→ **Materials provided**
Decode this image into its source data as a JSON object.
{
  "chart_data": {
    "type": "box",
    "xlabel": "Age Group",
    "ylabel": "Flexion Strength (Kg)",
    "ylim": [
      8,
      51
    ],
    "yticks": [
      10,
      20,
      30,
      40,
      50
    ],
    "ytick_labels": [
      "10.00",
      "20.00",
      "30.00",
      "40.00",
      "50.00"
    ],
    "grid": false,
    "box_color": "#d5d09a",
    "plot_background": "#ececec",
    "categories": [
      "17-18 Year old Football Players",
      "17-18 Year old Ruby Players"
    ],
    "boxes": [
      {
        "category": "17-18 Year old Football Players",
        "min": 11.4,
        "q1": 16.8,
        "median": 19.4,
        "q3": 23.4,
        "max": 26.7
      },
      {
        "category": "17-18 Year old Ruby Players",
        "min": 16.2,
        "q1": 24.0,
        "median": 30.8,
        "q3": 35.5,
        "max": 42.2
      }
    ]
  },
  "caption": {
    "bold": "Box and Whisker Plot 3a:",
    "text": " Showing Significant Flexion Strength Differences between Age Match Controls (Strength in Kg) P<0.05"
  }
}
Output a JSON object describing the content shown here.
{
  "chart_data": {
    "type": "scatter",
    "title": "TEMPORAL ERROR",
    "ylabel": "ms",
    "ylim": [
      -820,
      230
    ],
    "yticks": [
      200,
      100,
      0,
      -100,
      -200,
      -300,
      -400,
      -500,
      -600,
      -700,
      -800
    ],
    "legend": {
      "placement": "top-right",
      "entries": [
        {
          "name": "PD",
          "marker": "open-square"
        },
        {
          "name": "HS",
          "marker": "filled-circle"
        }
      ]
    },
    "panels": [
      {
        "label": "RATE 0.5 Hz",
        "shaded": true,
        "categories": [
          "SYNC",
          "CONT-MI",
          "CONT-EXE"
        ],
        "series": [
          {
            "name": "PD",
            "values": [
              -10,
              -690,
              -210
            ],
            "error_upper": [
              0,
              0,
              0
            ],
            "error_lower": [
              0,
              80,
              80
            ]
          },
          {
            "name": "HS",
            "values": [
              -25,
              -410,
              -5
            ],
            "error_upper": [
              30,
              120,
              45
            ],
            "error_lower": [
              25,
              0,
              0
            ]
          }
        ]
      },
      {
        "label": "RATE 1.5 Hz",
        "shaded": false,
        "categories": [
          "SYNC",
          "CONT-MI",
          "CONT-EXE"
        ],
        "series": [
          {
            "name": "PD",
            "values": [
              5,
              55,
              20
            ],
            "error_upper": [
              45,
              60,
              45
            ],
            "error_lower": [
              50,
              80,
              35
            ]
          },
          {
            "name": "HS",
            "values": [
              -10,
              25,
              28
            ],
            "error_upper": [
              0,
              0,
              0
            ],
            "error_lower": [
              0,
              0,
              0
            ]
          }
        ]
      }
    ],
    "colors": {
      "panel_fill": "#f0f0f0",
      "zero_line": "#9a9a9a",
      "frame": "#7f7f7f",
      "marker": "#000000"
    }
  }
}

→ **Stated problem**
The data above must be returned in full, exactly as written.

→ **Problem solution**
Decode this image into its source data as a JSON object.
{
  "chart_data": {
    "type": "box",
    "xlabel": "Age Group",
    "ylabel": "Flexion Strength (Kg)",
    "ylim": [
      8,
      51
    ],
    "yticks": [
      10,
      20,
      30,
      40,
      50
    ],
    "ytick_labels": [
      "10.00",
      "20.00",
      "30.00",
      "40.00",
      "50.00"
    ],
    "grid": false,
    "box_color": "#d5d09a",
    "plot_background": "#ececec",
    "categories": [
      "17-18 Year old Football Players",
      "17-18 Year old Ruby Players"
    ],
    "boxes": [
      {
        "category": "17-18 Year old Football Players",
        "min": 11.4,
        "q1": 16.8,
        "median": 19.4,
        "q3": 23.4,
        "max": 26.7
      },
      {
        "category": "17-18 Year old Ruby Players",
        "min": 16.2,
        "q1": 24.0,
        "median": 30.8,
        "q3": 35.5,
        "max": 42.2
      }
    ]
  },
  "caption": {
    "bold": "Box and Whisker Plot 3a:",
    "text": " Showing Significant Flexion Strength Differences between Age Match Controls (Strength in Kg) P<0.05"
  }
}
Output a JSON object describing the content shown here.
{
  "chart_data": {
    "type": "scatter",
    "title": "TEMPORAL ERROR",
    "ylabel": "ms",
    "ylim": [
      -820,
      230
    ],
    "yticks": [
      200,
      100,
      0,
      -100,
      -200,
      -300,
      -400,
      -500,
      -600,
      -700,
      -800
    ],
    "legend": {
      "placement": "top-right",
      "entries": [
        {
          "name": "PD",
          "marker": "open-square"
        },
        {
          "name": "HS",
          "marker": "filled-circle"
        }
      ]
    },
    "panels": [
      {
        "label": "RATE 0.5 Hz",
        "shaded": true,
        "categories": [
          "SYNC",
          "CONT-MI",
          "CONT-EXE"
        ],
        "series": [
          {
            "name": "PD",
            "values": [
              -10,
              -690,
              -210
            ],
            "error_upper": [
              0,
              0,
              0
            ],
            "error_lower": [
              0,
              80,
              80
            ]
          },
          {
            "name": "HS",
            "values": [
              -25,
              -410,
              -5
            ],
            "error_upper": [
              30,
              120,
              45
            ],
            "error_lower": [
              25,
              0,
              0
            ]
          }
        ]
      },
      {
        "label": "RATE 1.5 Hz",
        "shaded": false,
        "categories": [
          "SYNC",
          "CONT-MI",
          "CONT-EXE"
        ],
        "series": [
          {
            "name": "PD",
            "values": [
              5,
              55,
              20
            ],
            "error_upper": [
              45,
              60,
              45
            ],
            "error_lower": [
              50,
              80,
              35
            ]
          },
          {
            "name": "HS",
            "values": [
              -10,
              25,
              28
            ],
            "error_upper": [
              0,
              0,
              0
            ],
            "error_lower": [
              0,
              0,
              0
            ]
          }
        ]
      }
    ],
    "colors": {
      "panel_fill": "#f0f0f0",
      "zero_line": "#9a9a9a",
      "frame": "#7f7f7f",
      "marker": "#000000"
    }
  }
}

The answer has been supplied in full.